Short exercise => Pick out the lines below that include the string "JSON".

==============================

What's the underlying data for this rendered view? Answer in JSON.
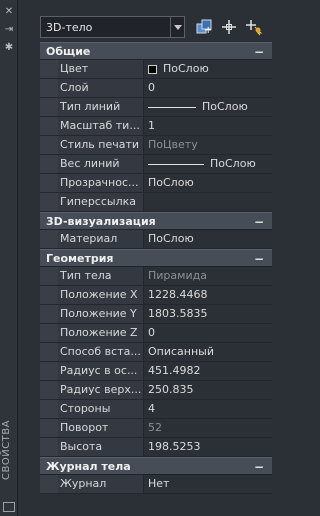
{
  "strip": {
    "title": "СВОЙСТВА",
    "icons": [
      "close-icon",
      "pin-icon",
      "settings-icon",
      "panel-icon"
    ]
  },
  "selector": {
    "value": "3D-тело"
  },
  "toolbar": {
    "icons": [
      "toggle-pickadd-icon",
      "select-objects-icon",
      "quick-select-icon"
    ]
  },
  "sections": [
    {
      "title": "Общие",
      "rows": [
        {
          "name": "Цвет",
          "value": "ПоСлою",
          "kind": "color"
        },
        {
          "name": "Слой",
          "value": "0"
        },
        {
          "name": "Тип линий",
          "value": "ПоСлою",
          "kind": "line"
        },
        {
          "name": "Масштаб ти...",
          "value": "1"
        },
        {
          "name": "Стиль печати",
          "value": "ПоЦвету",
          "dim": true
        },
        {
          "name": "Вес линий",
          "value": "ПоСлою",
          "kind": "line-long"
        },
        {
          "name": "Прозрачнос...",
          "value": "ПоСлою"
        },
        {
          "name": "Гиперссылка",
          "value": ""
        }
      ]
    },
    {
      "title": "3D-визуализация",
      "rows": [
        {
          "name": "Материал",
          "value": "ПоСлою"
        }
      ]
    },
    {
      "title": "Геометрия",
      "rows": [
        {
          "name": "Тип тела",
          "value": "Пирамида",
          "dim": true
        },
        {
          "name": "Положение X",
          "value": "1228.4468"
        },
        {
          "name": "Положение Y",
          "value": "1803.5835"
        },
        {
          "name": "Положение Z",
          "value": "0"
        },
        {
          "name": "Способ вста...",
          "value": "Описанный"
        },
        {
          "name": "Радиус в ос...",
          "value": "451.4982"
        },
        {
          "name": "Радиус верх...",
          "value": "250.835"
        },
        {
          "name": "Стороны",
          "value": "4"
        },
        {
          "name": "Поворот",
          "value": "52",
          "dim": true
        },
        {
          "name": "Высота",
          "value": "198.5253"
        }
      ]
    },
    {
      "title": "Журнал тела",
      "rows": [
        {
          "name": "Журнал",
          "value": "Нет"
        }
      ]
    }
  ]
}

==============================

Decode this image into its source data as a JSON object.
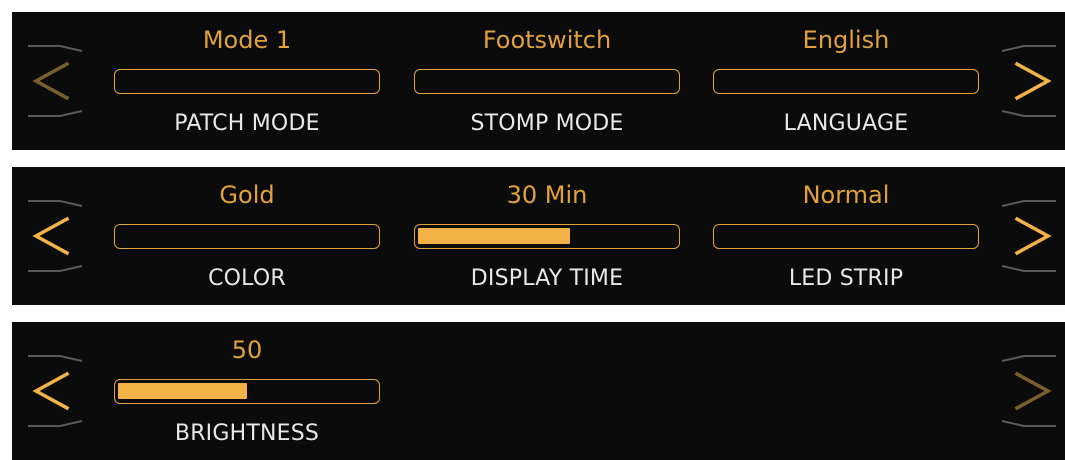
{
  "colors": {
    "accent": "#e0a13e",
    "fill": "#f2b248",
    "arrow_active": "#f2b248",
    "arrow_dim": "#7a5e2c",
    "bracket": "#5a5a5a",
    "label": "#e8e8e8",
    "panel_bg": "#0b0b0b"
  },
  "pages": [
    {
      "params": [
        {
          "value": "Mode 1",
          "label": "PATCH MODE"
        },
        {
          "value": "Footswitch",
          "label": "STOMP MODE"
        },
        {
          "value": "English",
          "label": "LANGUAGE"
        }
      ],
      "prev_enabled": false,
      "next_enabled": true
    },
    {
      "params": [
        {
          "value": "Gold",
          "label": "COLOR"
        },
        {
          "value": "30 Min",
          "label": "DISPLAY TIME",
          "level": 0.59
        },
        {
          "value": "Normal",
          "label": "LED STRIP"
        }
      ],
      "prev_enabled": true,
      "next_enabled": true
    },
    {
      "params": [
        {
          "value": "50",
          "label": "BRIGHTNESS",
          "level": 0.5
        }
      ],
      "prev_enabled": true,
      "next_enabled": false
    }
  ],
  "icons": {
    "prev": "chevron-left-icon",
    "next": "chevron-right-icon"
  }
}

==============================

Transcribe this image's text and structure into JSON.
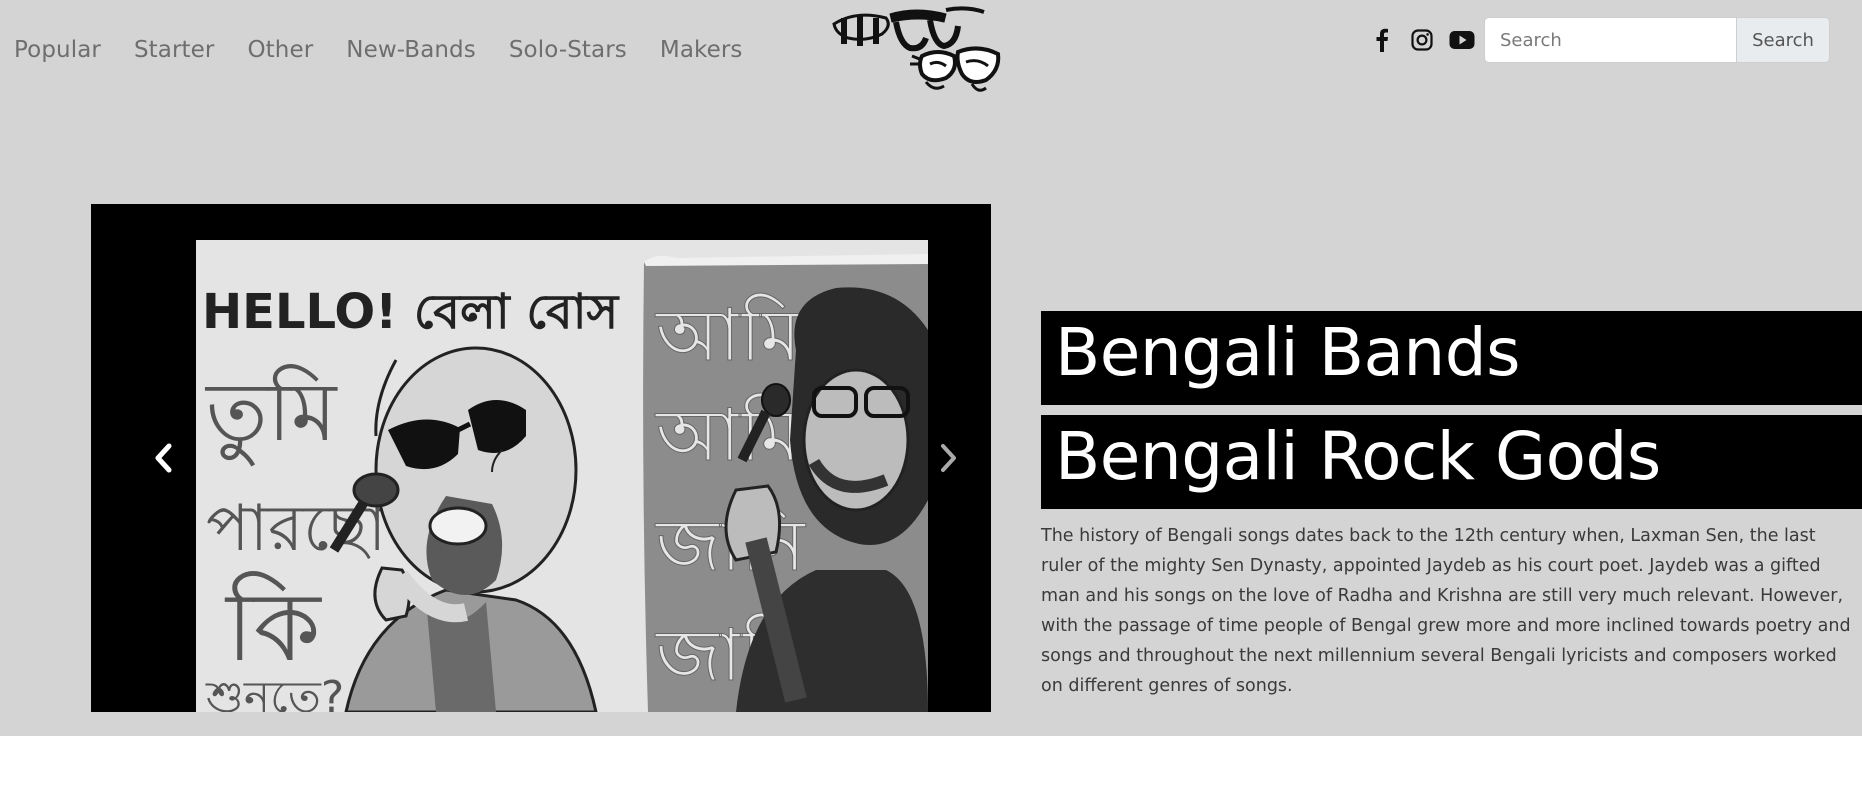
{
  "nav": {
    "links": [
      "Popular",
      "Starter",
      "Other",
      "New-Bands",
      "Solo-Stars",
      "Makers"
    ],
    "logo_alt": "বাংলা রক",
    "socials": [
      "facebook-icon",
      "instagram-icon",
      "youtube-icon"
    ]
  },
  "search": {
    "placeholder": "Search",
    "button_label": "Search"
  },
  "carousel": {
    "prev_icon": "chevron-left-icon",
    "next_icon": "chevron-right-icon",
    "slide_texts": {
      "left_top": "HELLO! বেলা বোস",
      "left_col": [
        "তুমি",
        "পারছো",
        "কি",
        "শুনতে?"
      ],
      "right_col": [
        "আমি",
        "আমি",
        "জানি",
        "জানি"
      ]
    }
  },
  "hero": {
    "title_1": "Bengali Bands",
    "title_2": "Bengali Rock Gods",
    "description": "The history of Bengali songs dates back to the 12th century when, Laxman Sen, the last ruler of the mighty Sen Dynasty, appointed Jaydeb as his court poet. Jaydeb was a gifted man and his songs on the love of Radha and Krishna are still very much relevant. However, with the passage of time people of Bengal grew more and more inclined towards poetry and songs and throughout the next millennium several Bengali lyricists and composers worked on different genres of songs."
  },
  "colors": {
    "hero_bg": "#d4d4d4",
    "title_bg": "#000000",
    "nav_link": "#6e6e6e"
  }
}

==============================

Reply =>
What's the underlying data for this rendered view? Answer in JSON.
Decode this image into its source data as a JSON object.
Transcribe this image's text and structure into JSON.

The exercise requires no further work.